Stored data:

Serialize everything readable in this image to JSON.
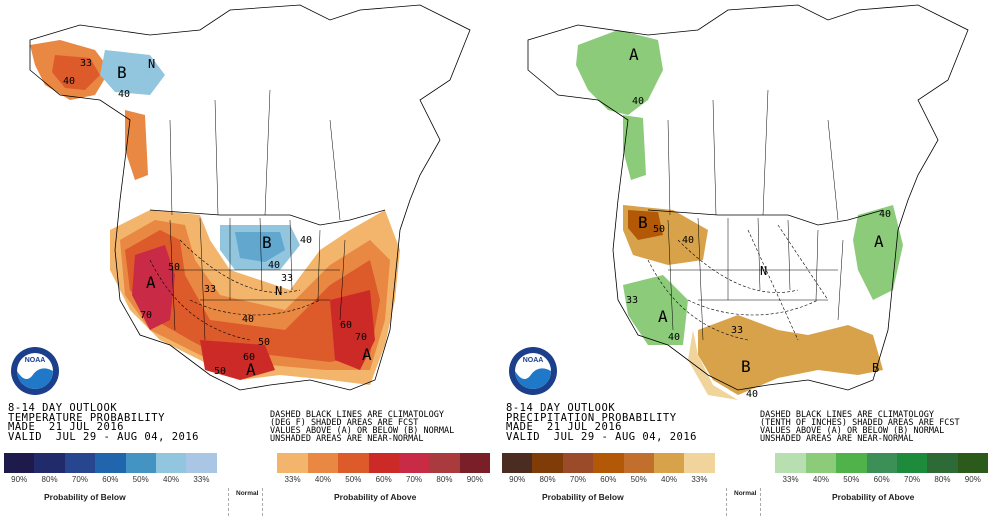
{
  "panels": {
    "temperature": {
      "title": "8-14 DAY OUTLOOK",
      "subtitle": "TEMPERATURE PROBABILITY",
      "made": "MADE  21 JUL 2016",
      "valid": "VALID  JUL 29 - AUG 04, 2016",
      "note": [
        "DASHED BLACK LINES ARE CLIMATOLOGY",
        "(DEG F) SHADED AREAS ARE FCST",
        "VALUES ABOVE (A) OR BELOW (B) NORMAL",
        "UNSHADED AREAS ARE NEAR-NORMAL"
      ],
      "legend_colors": [
        "#1e1a4b",
        "#212a6b",
        "#28458f",
        "#2166ac",
        "#4393c3",
        "#92c5de",
        "#a9c6e5",
        "#ffffff",
        "#ffffff",
        "#f2b56b",
        "#e88843",
        "#dd5a2b",
        "#cc2a27",
        "#c92a45",
        "#a93a3d",
        "#7a1f28"
      ],
      "legend_ticks": [
        "90%",
        "80%",
        "70%",
        "60%",
        "50%",
        "40%",
        "33%",
        "",
        "",
        "33%",
        "40%",
        "50%",
        "60%",
        "70%",
        "80%",
        "90%"
      ],
      "caption_below": "Probability of Below",
      "caption_normal": "Normal",
      "caption_above": "Probability of Above",
      "labels": {
        "alaska_b": "B",
        "alaska_n": "N",
        "west_a": "A",
        "gulf_a": "A",
        "east_a": "A",
        "plains_b": "B",
        "plains_n": "N",
        "c50a": "50",
        "c60a": "60",
        "c70a": "70",
        "c50b": "50",
        "c40a": "40",
        "c33a": "33",
        "c40b": "40",
        "c40c": "40",
        "c33b": "33",
        "c60b": "60",
        "c50c": "50",
        "c40d": "40",
        "c40e": "40",
        "c33c": "33",
        "c70b": "70"
      }
    },
    "precipitation": {
      "title": "8-14 DAY OUTLOOK",
      "subtitle": "PRECIPITATION PROBABILITY",
      "made": "MADE  21 JUL 2016",
      "valid": "VALID  JUL 29 - AUG 04, 2016",
      "note": [
        "DASHED BLACK LINES ARE CLIMATOLOGY",
        "(TENTH OF INCHES) SHADED AREAS ARE FCST",
        "VALUES ABOVE (A) OR BELOW (B) NORMAL",
        "UNSHADED AREAS ARE NEAR-NORMAL"
      ],
      "legend_colors": [
        "#4a2c21",
        "#7f3b08",
        "#9c4b2a",
        "#b35806",
        "#c26e2c",
        "#d8a24a",
        "#f1d49c",
        "#ffffff",
        "#ffffff",
        "#b8dfb0",
        "#8ccb7a",
        "#4fb24a",
        "#3c8f56",
        "#1e8a3c",
        "#2d6a35",
        "#2c5a1a"
      ],
      "legend_ticks": [
        "90%",
        "80%",
        "70%",
        "60%",
        "50%",
        "40%",
        "33%",
        "",
        "",
        "33%",
        "40%",
        "50%",
        "60%",
        "70%",
        "80%",
        "90%"
      ],
      "caption_below": "Probability of Below",
      "caption_normal": "Normal",
      "caption_above": "Probability of Above",
      "labels": {
        "alaska_a": "A",
        "nw_b": "B",
        "sw_a": "A",
        "ne_a": "A",
        "texas_b": "B",
        "se_b": "B",
        "center_n": "N",
        "c40a": "40",
        "c50a": "50",
        "c40b": "40",
        "c33a": "33",
        "c40c": "40",
        "c40d": "40",
        "c33b": "33",
        "c40e": "40"
      }
    }
  },
  "logo": {
    "text": "NOAA"
  }
}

Task instructions: Copy all the entries word for word. Omit any pictures.

Written solution:
Serialize everything readable in this image to JSON.
{
  "panels": {
    "temperature": {
      "title": "8-14 DAY OUTLOOK",
      "subtitle": "TEMPERATURE PROBABILITY",
      "made": "MADE  21 JUL 2016",
      "valid": "VALID  JUL 29 - AUG 04, 2016",
      "note": [
        "DASHED BLACK LINES ARE CLIMATOLOGY",
        "(DEG F) SHADED AREAS ARE FCST",
        "VALUES ABOVE (A) OR BELOW (B) NORMAL",
        "UNSHADED AREAS ARE NEAR-NORMAL"
      ],
      "legend_colors": [
        "#1e1a4b",
        "#212a6b",
        "#28458f",
        "#2166ac",
        "#4393c3",
        "#92c5de",
        "#a9c6e5",
        "#ffffff",
        "#ffffff",
        "#f2b56b",
        "#e88843",
        "#dd5a2b",
        "#cc2a27",
        "#c92a45",
        "#a93a3d",
        "#7a1f28"
      ],
      "legend_ticks": [
        "90%",
        "80%",
        "70%",
        "60%",
        "50%",
        "40%",
        "33%",
        "",
        "",
        "33%",
        "40%",
        "50%",
        "60%",
        "70%",
        "80%",
        "90%"
      ],
      "caption_below": "Probability of Below",
      "caption_normal": "Normal",
      "caption_above": "Probability of Above",
      "labels": {
        "alaska_b": "B",
        "alaska_n": "N",
        "west_a": "A",
        "gulf_a": "A",
        "east_a": "A",
        "plains_b": "B",
        "plains_n": "N",
        "c50a": "50",
        "c60a": "60",
        "c70a": "70",
        "c50b": "50",
        "c40a": "40",
        "c33a": "33",
        "c40b": "40",
        "c40c": "40",
        "c33b": "33",
        "c60b": "60",
        "c50c": "50",
        "c40d": "40",
        "c40e": "40",
        "c33c": "33",
        "c70b": "70"
      }
    },
    "precipitation": {
      "title": "8-14 DAY OUTLOOK",
      "subtitle": "PRECIPITATION PROBABILITY",
      "made": "MADE  21 JUL 2016",
      "valid": "VALID  JUL 29 - AUG 04, 2016",
      "note": [
        "DASHED BLACK LINES ARE CLIMATOLOGY",
        "(TENTH OF INCHES) SHADED AREAS ARE FCST",
        "VALUES ABOVE (A) OR BELOW (B) NORMAL",
        "UNSHADED AREAS ARE NEAR-NORMAL"
      ],
      "legend_colors": [
        "#4a2c21",
        "#7f3b08",
        "#9c4b2a",
        "#b35806",
        "#c26e2c",
        "#d8a24a",
        "#f1d49c",
        "#ffffff",
        "#ffffff",
        "#b8dfb0",
        "#8ccb7a",
        "#4fb24a",
        "#3c8f56",
        "#1e8a3c",
        "#2d6a35",
        "#2c5a1a"
      ],
      "legend_ticks": [
        "90%",
        "80%",
        "70%",
        "60%",
        "50%",
        "40%",
        "33%",
        "",
        "",
        "33%",
        "40%",
        "50%",
        "60%",
        "70%",
        "80%",
        "90%"
      ],
      "caption_below": "Probability of Below",
      "caption_normal": "Normal",
      "caption_above": "Probability of Above",
      "labels": {
        "alaska_a": "A",
        "nw_b": "B",
        "sw_a": "A",
        "ne_a": "A",
        "texas_b": "B",
        "se_b": "B",
        "center_n": "N",
        "c40a": "40",
        "c50a": "50",
        "c40b": "40",
        "c33a": "33",
        "c40c": "40",
        "c40d": "40",
        "c33b": "33",
        "c40e": "40"
      }
    }
  },
  "logo": {
    "text": "NOAA"
  }
}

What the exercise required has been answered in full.